◆ Problem requirements:
Gather all lines in the records below that include the word "text".

◆ Dataset records:

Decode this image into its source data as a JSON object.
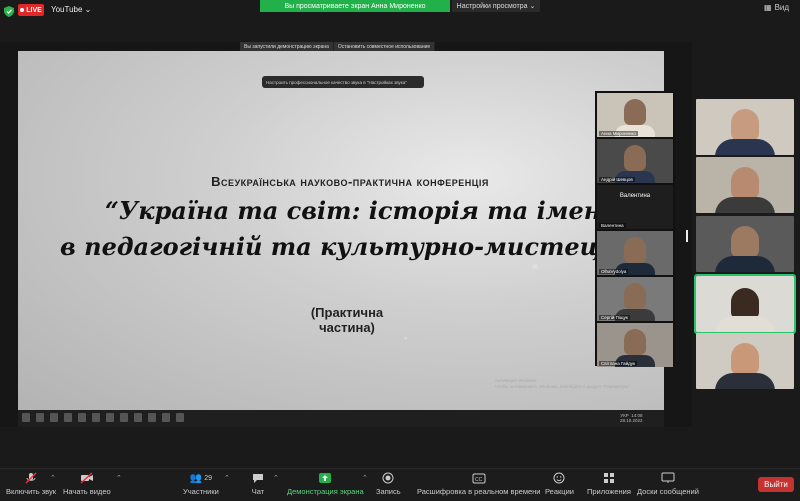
{
  "top_bar": {
    "live_label": "LIVE",
    "stream_target": "YouTube",
    "share_banner": "Вы просматриваете экран Анна Мироненко",
    "view_settings": "Настройки просмотра",
    "view_label": "Вид"
  },
  "shared_screen": {
    "mini_toolbar": [
      "Вы запустили демонстрацию экрана",
      "Остановить совместное использование"
    ],
    "sound_tip": "Настроить профессиональное качество звука в \"Настройках звука\"",
    "slide": {
      "subtitle": "Всеукраїнська науково-практична конференція",
      "title_line1": "“Україна та світ: історія та імена",
      "title_line2": "в педагогічній та культурно-мистецькій думці”",
      "part": "(Практична частина)"
    },
    "watermark": "Активация Windows\nЧтобы активировать Windows, перейдите в раздел \"Параметры\".",
    "tray": {
      "lang": "УКР",
      "time": "14:08",
      "date": "28.10.2022"
    },
    "inner_gallery": [
      {
        "name": "Анна Мироненко",
        "kind": "video"
      },
      {
        "name": "Андрій Шевцов",
        "kind": "video"
      },
      {
        "name": "Валентина",
        "kind": "name"
      },
      {
        "name": "OlhaVydolya",
        "kind": "video"
      },
      {
        "name": "Сергій Піщук",
        "kind": "video"
      },
      {
        "name": "Світлана Гайдук",
        "kind": "video"
      }
    ]
  },
  "right_gallery": [
    {
      "id": "p1",
      "active": false,
      "shirt": "#2a3550"
    },
    {
      "id": "p2",
      "active": false,
      "shirt": "#3b3b3b"
    },
    {
      "id": "p3",
      "active": false,
      "shirt": "#1e2a3a"
    },
    {
      "id": "p4",
      "active": true,
      "shirt": "#d8d4cc"
    },
    {
      "id": "p5",
      "active": false,
      "shirt": "#2b2f3a"
    }
  ],
  "toolbar": {
    "unmute": "Включить звук",
    "start_video": "Начать видео",
    "participants": "Участники",
    "participants_count": "29",
    "chat": "Чат",
    "share_screen": "Демонстрация экрана",
    "record": "Запись",
    "captions": "Расшифровка в реальном времени",
    "reactions": "Реакции",
    "apps": "Приложения",
    "whiteboards": "Доски сообщений",
    "leave": "Выйти"
  },
  "colors": {
    "accent_green": "#22b04a",
    "live_red": "#e02828",
    "leave_red": "#c5322f"
  }
}
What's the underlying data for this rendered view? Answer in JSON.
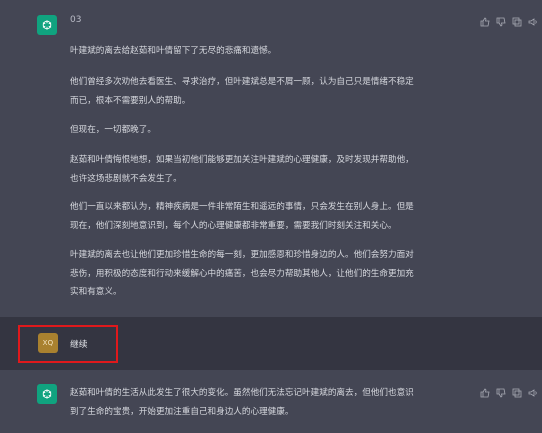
{
  "first_response": {
    "round_label": "03",
    "paragraphs": [
      "叶建斌的离去给赵茹和叶倩留下了无尽的悲痛和遗憾。",
      "他们曾经多次劝他去看医生、寻求治疗，但叶建斌总是不屑一顾，认为自己只是情绪不稳定",
      "而已，根本不需要别人的帮助。",
      "但现在，一切都晚了。",
      "赵茹和叶倩悔恨地想，如果当初他们能够更加关注叶建斌的心理健康，及时发现并帮助他，",
      "也许这场悲剧就不会发生了。",
      "他们一直以来都认为，精神疾病是一件非常陌生和遥远的事情，只会发生在别人身上。但是",
      "现在，他们深刻地意识到，每个人的心理健康都非常重要，需要我们时刻关注和关心。",
      "叶建斌的离去也让他们更加珍惜生命的每一刻，更加感恩和珍惜身边的人。他们会努力面对",
      "悲伤，用积极的态度和行动来缓解心中的痛苦，也会尽力帮助其他人，让他们的生命更加充",
      "实和有意义。"
    ]
  },
  "user_message": {
    "avatar_initials": "XQ",
    "text": "继续"
  },
  "second_response": {
    "paragraphs": [
      "赵茹和叶倩的生活从此发生了很大的变化。虽然他们无法忘记叶建斌的离去，但他们也意识",
      "到了生命的宝贵，开始更加注重自己和身边人的心理健康。"
    ]
  },
  "colors": {
    "assistant_bg": "#444654",
    "user_bg": "#343541",
    "gpt_avatar": "#10a37f",
    "user_avatar": "#a9812f",
    "highlight": "#e0191c"
  }
}
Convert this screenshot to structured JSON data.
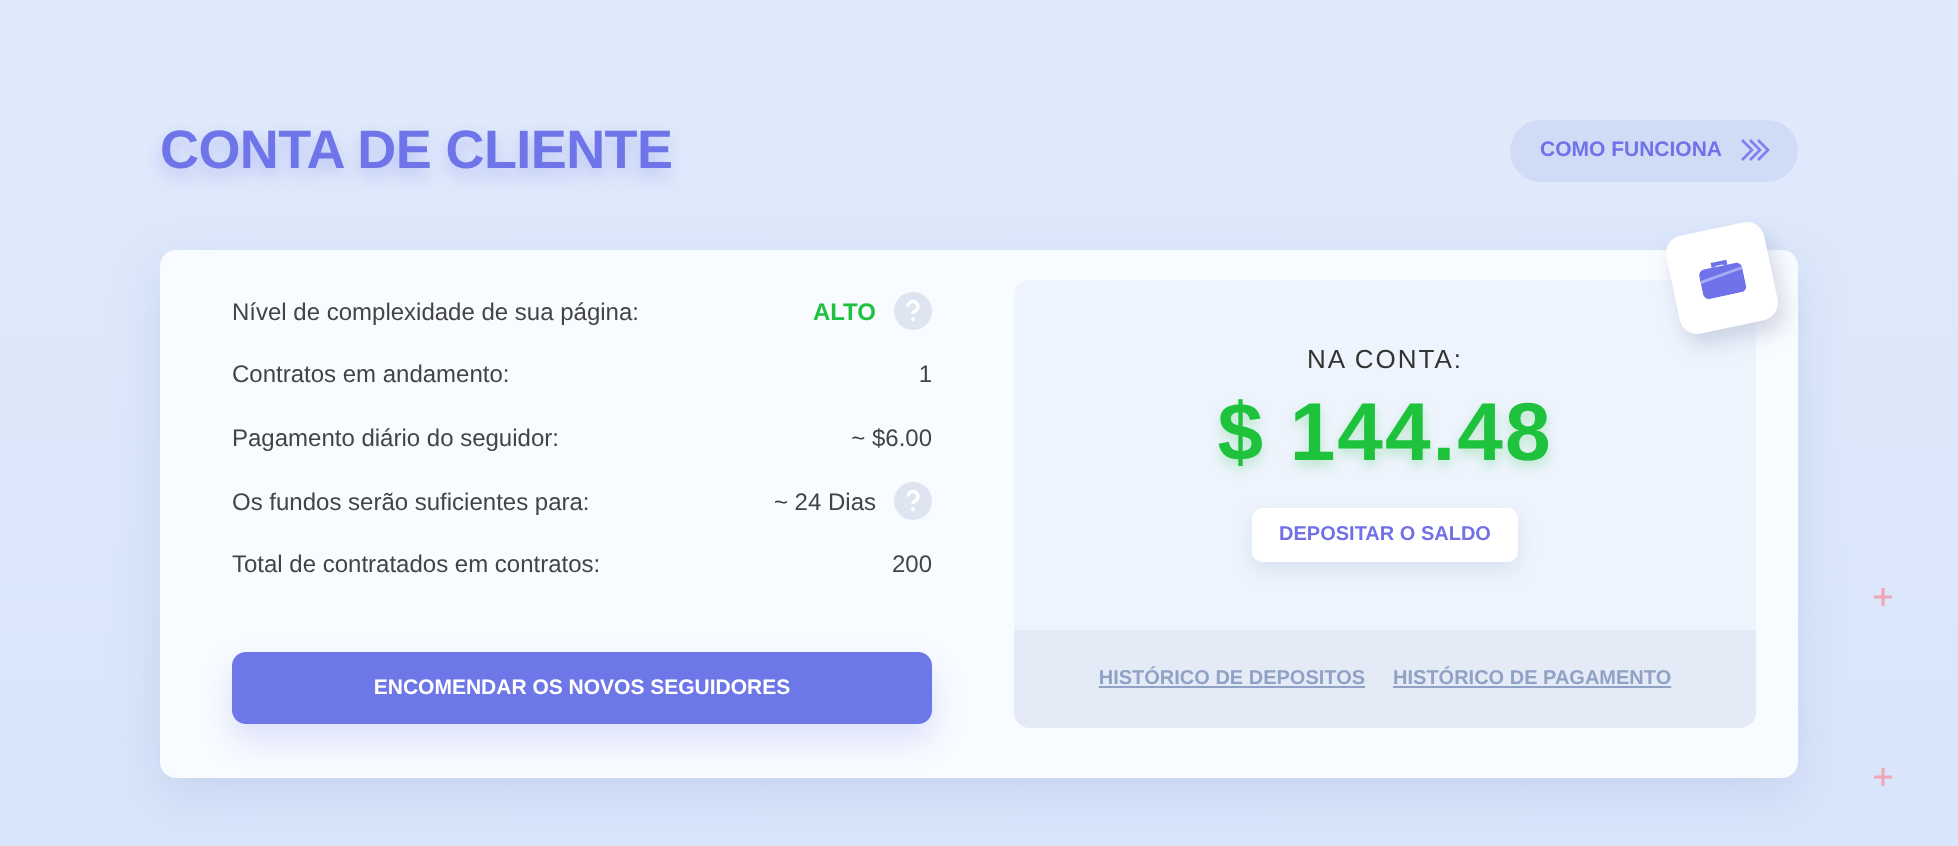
{
  "header": {
    "title": "CONTA DE CLIENTE",
    "how_it_works": "COMO FUNCIONA"
  },
  "stats": [
    {
      "label": "Nível de complexidade de sua página:",
      "value": "ALTO",
      "highlight": true,
      "help": true
    },
    {
      "label": "Contratos em andamento:",
      "value": "1",
      "highlight": false,
      "help": false
    },
    {
      "label": "Pagamento diário do seguidor:",
      "value": "~ $6.00",
      "highlight": false,
      "help": false
    },
    {
      "label": "Os fundos serão suficientes para:",
      "value": "~ 24 Dias",
      "highlight": false,
      "help": true
    },
    {
      "label": "Total de contratados em contratos:",
      "value": "200",
      "highlight": false,
      "help": false
    }
  ],
  "order_button": "ENCOMENDAR OS NOVOS SEGUIDORES",
  "account": {
    "caption": "NA CONTA:",
    "balance": "$ 144.48",
    "deposit_button": "DEPOSITAR O SALDO",
    "links": [
      "HISTÓRICO DE DEPOSITOS",
      "HISTÓRICO DE PAGAMENTO"
    ]
  }
}
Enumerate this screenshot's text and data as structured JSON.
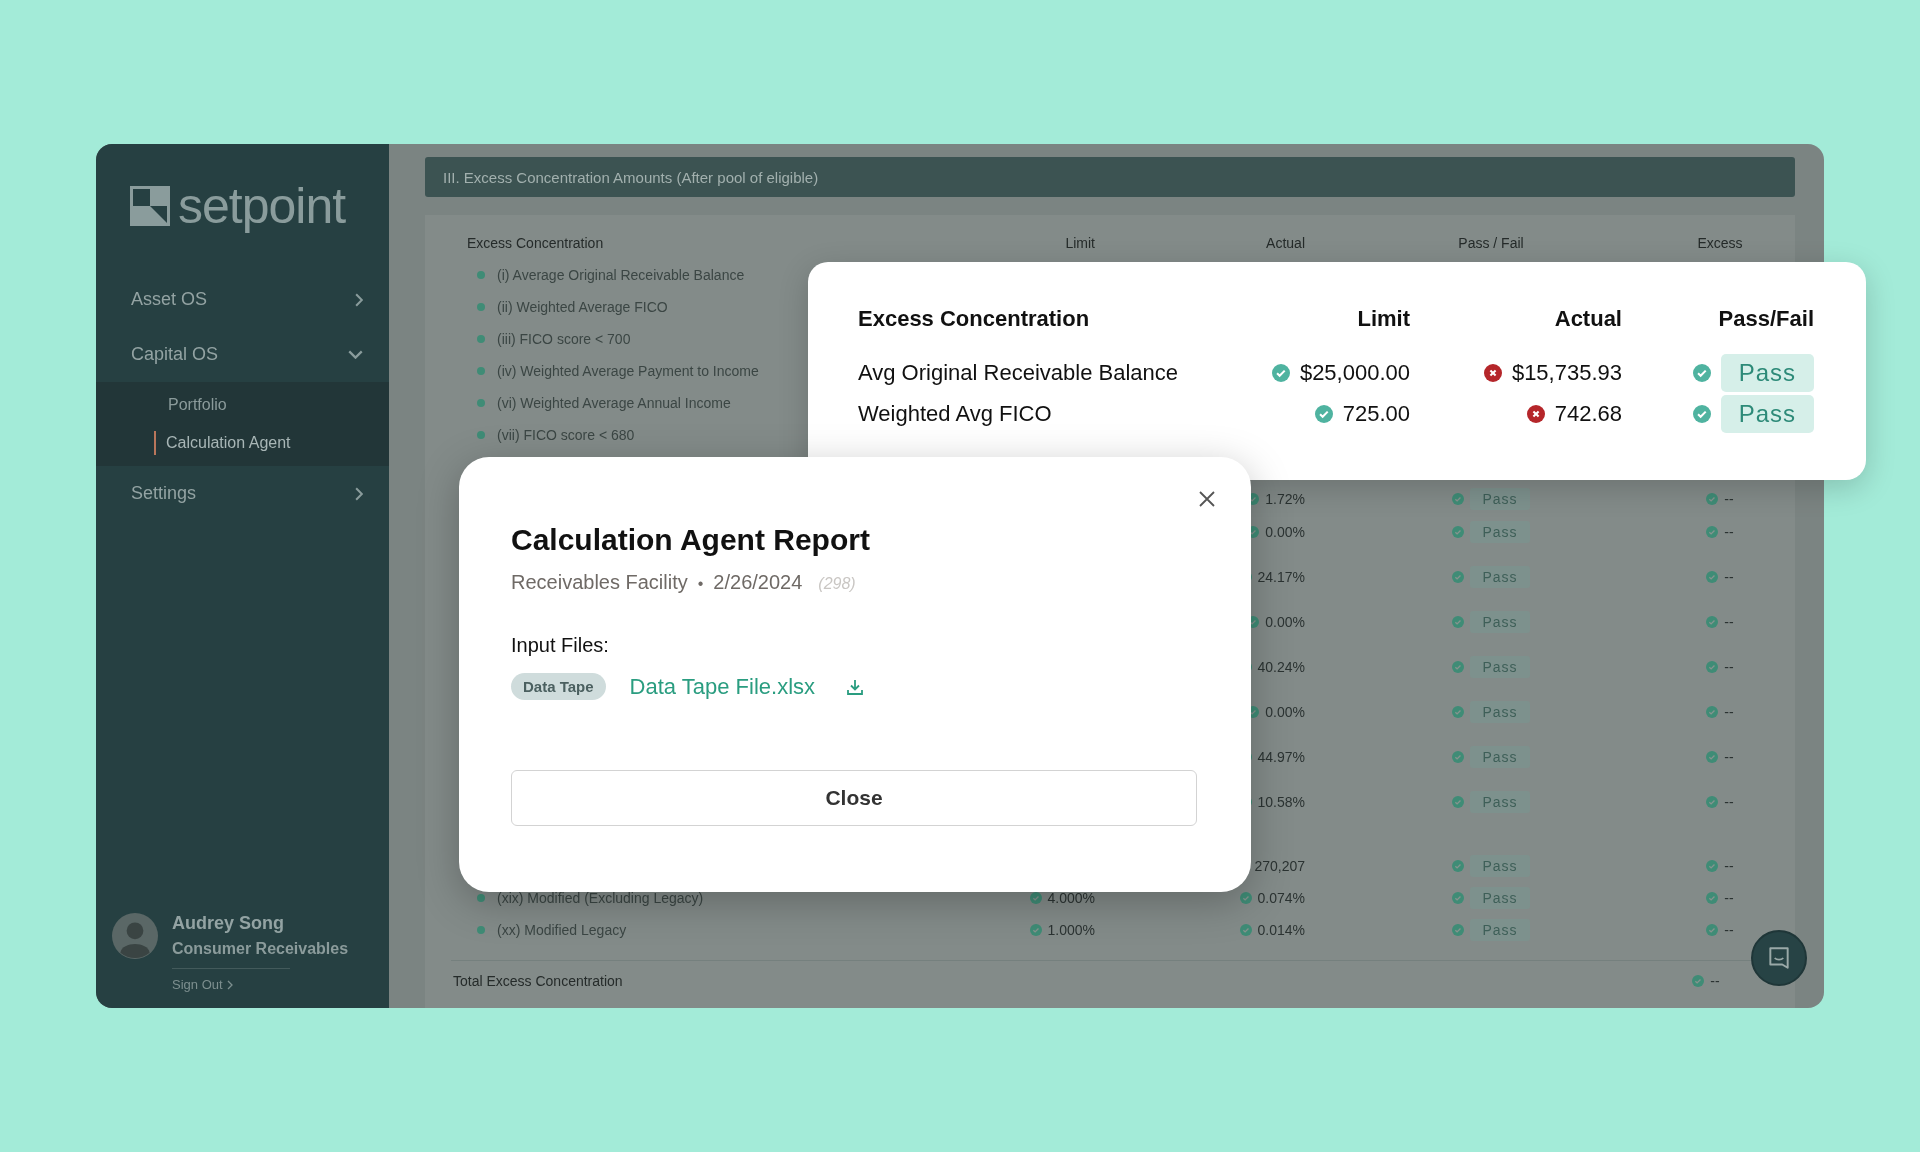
{
  "sidebar": {
    "logo": "setpoint",
    "items": [
      {
        "label": "Asset OS",
        "expanded": false
      },
      {
        "label": "Capital OS",
        "expanded": true,
        "children": [
          {
            "label": "Portfolio",
            "selected": false
          },
          {
            "label": "Calculation Agent",
            "selected": true
          }
        ]
      },
      {
        "label": "Settings",
        "expanded": false
      }
    ],
    "user": {
      "name": "Audrey Song",
      "team": "Consumer Receivables",
      "sign_out": "Sign Out"
    }
  },
  "section": {
    "title": "III. Excess Concentration Amounts (After pool of eligible)",
    "columns": [
      "Excess Concentration",
      "Limit",
      "Actual",
      "Pass / Fail",
      "Excess"
    ],
    "rows": [
      {
        "name": "(i) Average Original Receivable Balance"
      },
      {
        "name": "(ii) Weighted Average FICO"
      },
      {
        "name": "(iii) FICO score < 700"
      },
      {
        "name": "(iv) Weighted Average Payment to Income"
      },
      {
        "name": "(vi) Weighted Average Annual Income"
      },
      {
        "name": "(vii) FICO score < 680"
      },
      {
        "actual": "1.72%",
        "pass": "Pass",
        "passed": true,
        "excess": "--"
      },
      {
        "actual": "0.00%",
        "pass": "Pass",
        "passed": true,
        "excess": "--"
      },
      {
        "actual": "24.17%",
        "pass": "Pass",
        "passed": true,
        "excess": "--"
      },
      {
        "actual": "0.00%",
        "pass": "Pass",
        "passed": true,
        "excess": "--"
      },
      {
        "actual": "40.24%",
        "pass": "Pass",
        "passed": true,
        "excess": "--"
      },
      {
        "actual": "0.00%",
        "pass": "Pass",
        "passed": true,
        "excess": "--"
      },
      {
        "actual": "44.97%",
        "pass": "Pass",
        "passed": true,
        "excess": "--"
      },
      {
        "actual": "10.58%",
        "pass": "Pass",
        "passed": true,
        "excess": "--"
      },
      {
        "actual": "270,207",
        "pass": "Pass",
        "passed": true,
        "excess": "--"
      },
      {
        "name": "(xix) Modified (Excluding Legacy)",
        "limit": "4.000%",
        "actual": "0.074%",
        "pass": "Pass",
        "passed": true,
        "excess": "--"
      },
      {
        "name": "(xx) Modified Legacy",
        "limit": "1.000%",
        "actual": "0.014%",
        "pass": "Pass",
        "passed": true,
        "excess": "--"
      }
    ],
    "total": {
      "label": "Total Excess Concentration",
      "excess": "--"
    }
  },
  "summary_card": {
    "columns": [
      "Excess Concentration",
      "Limit",
      "Actual",
      "Pass/Fail"
    ],
    "rows": [
      {
        "name": "Avg Original Receivable Balance",
        "limit": "$25,000.00",
        "limit_ok": true,
        "actual": "$15,735.93",
        "actual_ok": false,
        "result": "Pass",
        "result_ok": true
      },
      {
        "name": "Weighted Avg FICO",
        "limit": "725.00",
        "limit_ok": true,
        "actual": "742.68",
        "actual_ok": false,
        "result": "Pass",
        "result_ok": true
      }
    ]
  },
  "modal": {
    "title": "Calculation Agent Report",
    "facility": "Receivables Facility",
    "separator": "•",
    "date": "2/26/2024",
    "count": "(298)",
    "files_label": "Input Files:",
    "files": [
      {
        "tag": "Data Tape",
        "name": "Data Tape File.xlsx"
      }
    ],
    "close_label": "Close"
  }
}
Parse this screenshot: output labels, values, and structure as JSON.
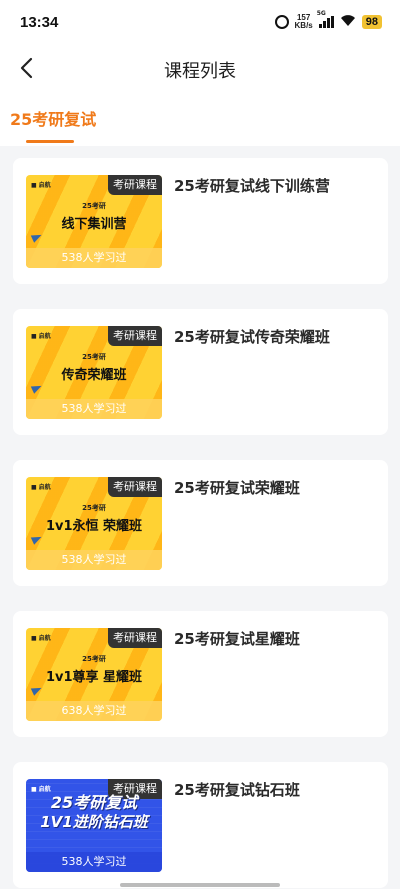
{
  "status_bar": {
    "time": "13:34",
    "net_speed_value": "157",
    "net_speed_unit": "KB/s",
    "network_tag": "5G",
    "battery": "98"
  },
  "nav": {
    "title": "课程列表",
    "back_icon": "chevron-left-icon"
  },
  "tabs": [
    {
      "label": "25考研复试",
      "active": true
    }
  ],
  "courses": [
    {
      "name": "25考研复试线下训练营",
      "badge": "考研课程",
      "thumb_sub": "25考研",
      "thumb_title": "线下集训营",
      "learners": "538人学习过"
    },
    {
      "name": "25考研复试传奇荣耀班",
      "badge": "考研课程",
      "thumb_sub": "25考研",
      "thumb_title": "传奇荣耀班",
      "learners": "538人学习过"
    },
    {
      "name": "25考研复试荣耀班",
      "badge": "考研课程",
      "thumb_sub": "25考研",
      "thumb_title": "1v1永恒 荣耀班",
      "learners": "538人学习过"
    },
    {
      "name": "25考研复试星耀班",
      "badge": "考研课程",
      "thumb_sub": "25考研",
      "thumb_title": "1v1尊享 星耀班",
      "learners": "638人学习过"
    },
    {
      "name": "25考研复试钻石班",
      "badge": "考研课程",
      "thumb_sub": "25考研复试",
      "thumb_title": "1V1进阶钻石班",
      "learners": "538人学习过"
    }
  ],
  "colors": {
    "accent": "#f07a1a",
    "thumb_yellow": "#ffd233",
    "thumb_blue": "#3254e8"
  }
}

◆ Output below:
    "text": "继续"
Enumerate this screenshot's text and data as structured JSON.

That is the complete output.